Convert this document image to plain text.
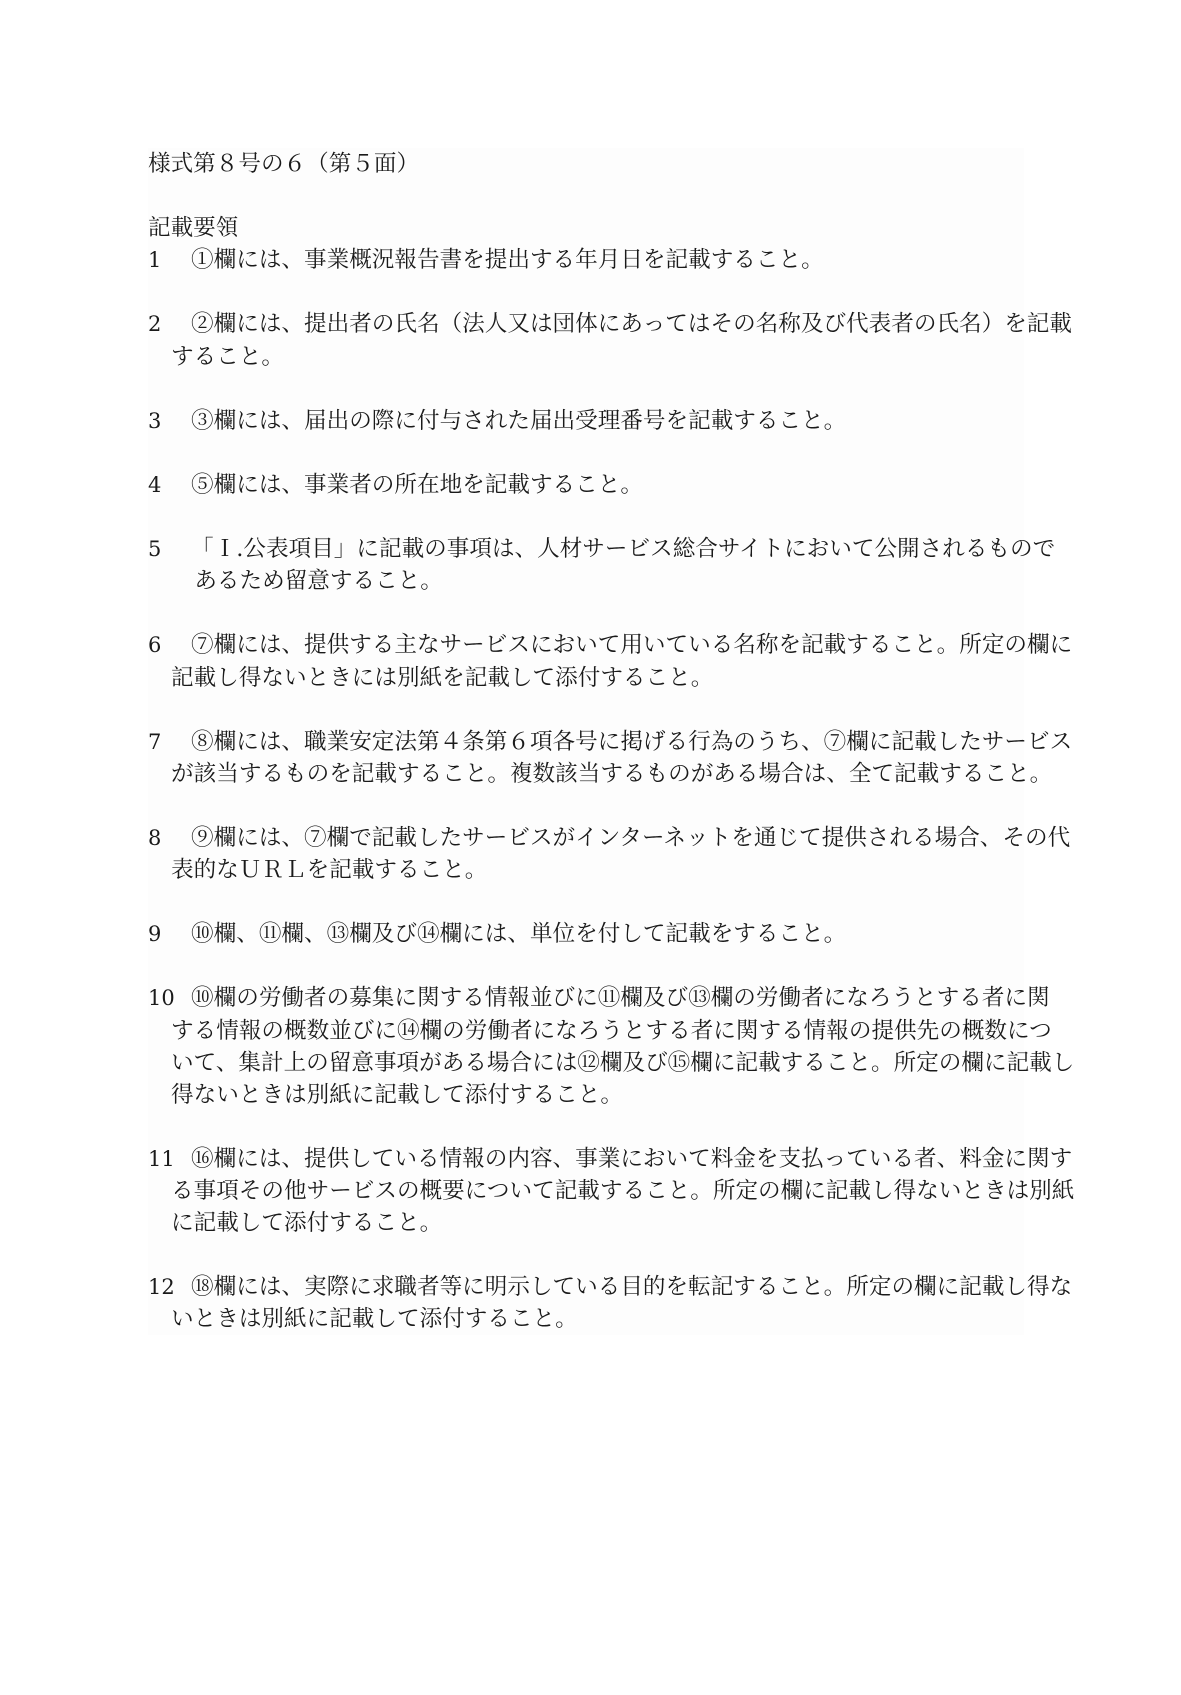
様式第８号の６（第５面）
記載要領
1	①欄には、事業概況報告書を提出する年月日を記載すること。
2	②欄には、提出者の氏名（法人又は団体にあってはその名称及び代表者の氏名）を記載
すること。
3	③欄には、届出の際に付与された届出受理番号を記載すること。
4	⑤欄には、事業者の所在地を記載すること。
5	「Ｉ.公表項目」に記載の事項は、人材サービス総合サイトにおいて公開されるもので
あるため留意すること。
6	⑦欄には、提供する主なサービスにおいて用いている名称を記載すること。所定の欄に
記載し得ないときには別紙を記載して添付すること。
7	⑧欄には、職業安定法第４条第６項各号に掲げる行為のうち、⑦欄に記載したサービス
が該当するものを記載すること。複数該当するものがある場合は、全て記載すること。
8	⑨欄には、⑦欄で記載したサービスがインターネットを通じて提供される場合、その代
表的なＵＲＬを記載すること。
9	⑩欄、⑪欄、⑬欄及び⑭欄には、単位を付して記載をすること。
10 ⑩欄の労働者の募集に関する情報並びに⑪欄及び⑬欄の労働者になろうとする者に関
する情報の概数並びに⑭欄の労働者になろうとする者に関する情報の提供先の概数につ
いて、集計上の留意事項がある場合には⑫欄及び⑮欄に記載すること。所定の欄に記載し
得ないときは別紙に記載して添付すること。
11 ⑯欄には、提供している情報の内容、事業において料金を支払っている者、料金に関す
る事項その他サービスの概要について記載すること。所定の欄に記載し得ないときは別紙
に記載して添付すること。
12 ⑱欄には、実際に求職者等に明示している目的を転記すること。所定の欄に記載し得な
いときは別紙に記載して添付すること。
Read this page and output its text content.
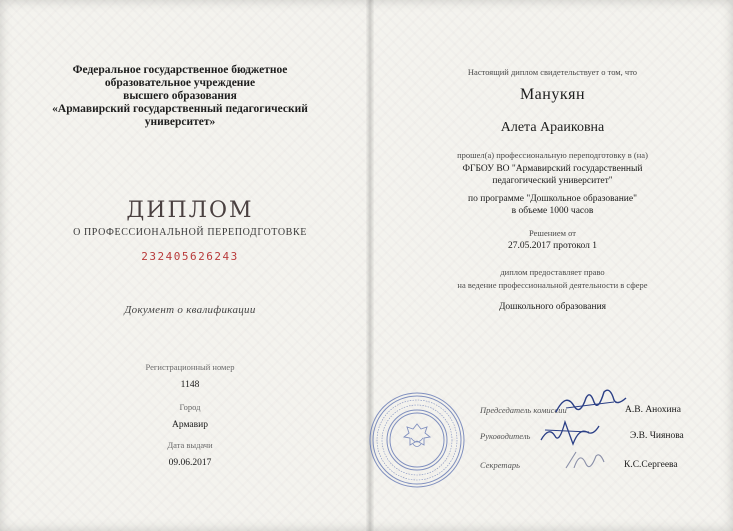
Федеральное государственное бюджетное
образовательное учреждение
высшего образования
«Армавирский государственный педагогический
университет»
ДИПЛОМ
О ПРОФЕССИОНАЛЬНОЙ ПЕРЕПОДГОТОВКЕ
232405626243
Документ о квалификации
Регистрационный номер
1148
Город
Армавир
Дата выдачи
09.06.2017
Настоящий диплом свидетельствует о том, что
Манукян
Алета Араиковна
прошел(а) профессиональную переподготовку в (на)
ФГБОУ ВО "Армавирский государственный
педагогический университет"
по программе "Дошкольное образование"
в объеме 1000 часов
Решением от
27.05.2017 протокол 1
диплом предоставляет право
на ведение профессиональной деятельности в сфере
Дошкольного образования
Председатель комиссии	А.В. Анохина
Руководитель	Э.В. Чиянова
Секретарь	К.С.Сергеева
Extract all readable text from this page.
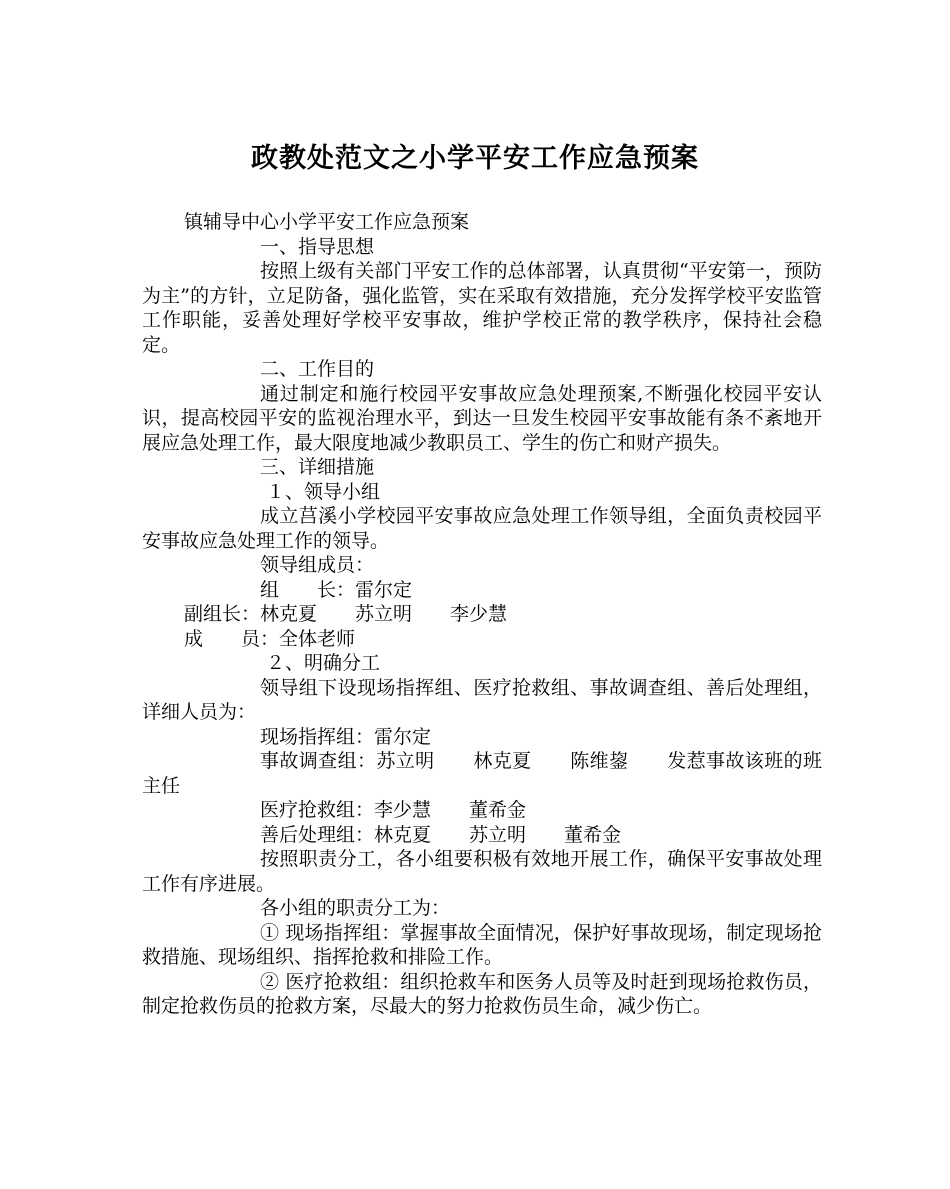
政教处范文之小学平安工作应急预案

镇辅导中心小学平安工作应急预案

一、指导思想

按照上级有关部门平安工作的总体部署，认真贯彻“平安第一，预防为主”的方针，立足防备，强化监管，实在采取有效措施，充分发挥学校平安监管工作职能，妥善处理好学校平安事故，维护学校正常的教学秩序，保持社会稳定。

二、工作目的

通过制定和施行校园平安事故应急处理预案,不断强化校园平安认识，提高校园平安的监视治理水平，到达一旦发生校园平安事故能有条不紊地开展应急处理工作，最大限度地减少教职员工、学生的伤亡和财产损失。

三、详细措施

１、领导小组

成立莒溪小学校园平安事故应急处理工作领导组，全面负责校园平安事故应急处理工作的领导。

领导组成员：

组　　长：雷尔定

副组长：林克夏　　苏立明　　李少慧

成　　员：全体老师

２、明确分工

领导组下设现场指挥组、医疗抢救组、事故调查组、善后处理组，详细人员为：

现场指挥组：雷尔定

事故调查组：苏立明　　林克夏　　陈维鋆　　发惹事故该班的班主任

医疗抢救组：李少慧　　董希金

善后处理组：林克夏　　苏立明　　董希金

按照职责分工，各小组要积极有效地开展工作，确保平安事故处理工作有序进展。

各小组的职责分工为：

① 现场指挥组：掌握事故全面情况，保护好事故现场，制定现场抢救措施、现场组织、指挥抢救和排险工作。

② 医疗抢救组：组织抢救车和医务人员等及时赶到现场抢救伤员，制定抢救伤员的抢救方案，尽最大的努力抢救伤员生命，减少伤亡。
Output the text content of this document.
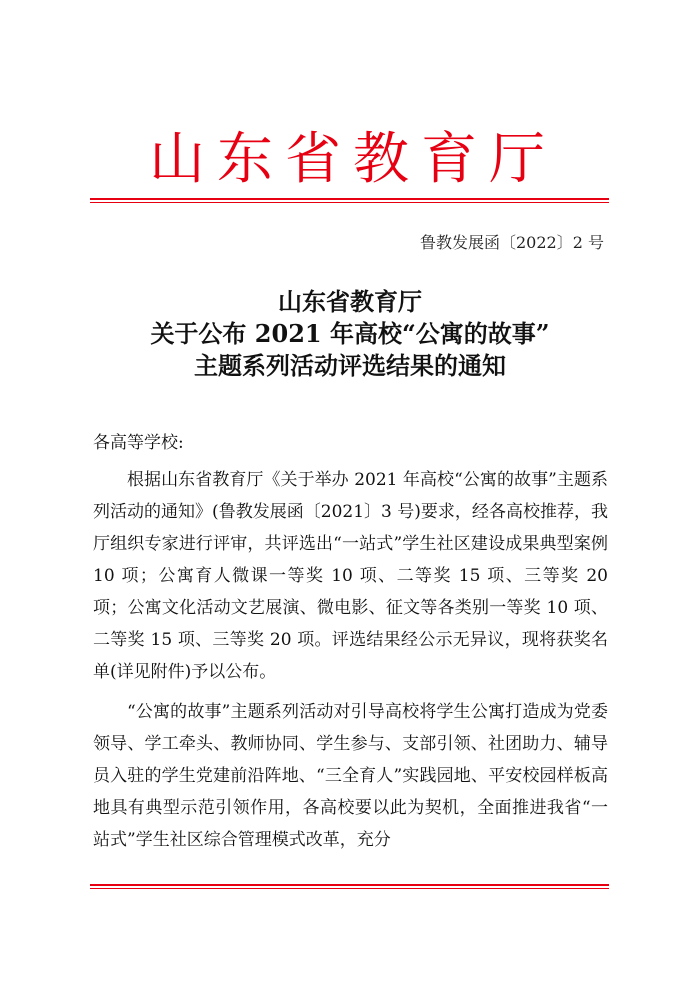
山东省教育厅
鲁教发展函〔2022〕2 号
山东省教育厅
关于公布 2021 年高校“公寓的故事”
主题系列活动评选结果的通知
各高等学校:

根据山东省教育厅《关于举办 2021 年高校“公寓的故事”主题系列活动的通知》(鲁教发展函〔2021〕3 号)要求，经各高校推荐，我厅组织专家进行评审，共评选出“一站式”学生社区建设成果典型案例 10 项；公寓育人微课一等奖 10 项、二等奖 15 项、三等奖 20 项；公寓文化活动文艺展演、微电影、征文等各类别一等奖 10 项、二等奖 15 项、三等奖 20 项。评选结果经公示无异议，现将获奖名单(详见附件)予以公布。

“公寓的故事”主题系列活动对引导高校将学生公寓打造成为党委领导、学工牵头、教师协同、学生参与、支部引领、社团助力、辅导员入驻的学生党建前沿阵地、“三全育人”实践园地、平安校园样板高地具有典型示范引领作用，各高校要以此为契机，全面推进我省“一站式”学生社区综合管理模式改革，充分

· · ·

Problem requirements: Within the listing above, copy each line that has the string "this".

Task answer:
Convert this document image to plain text.
Read this page and output its text content.
Extract all readable text from this page.
Output the text content of this document.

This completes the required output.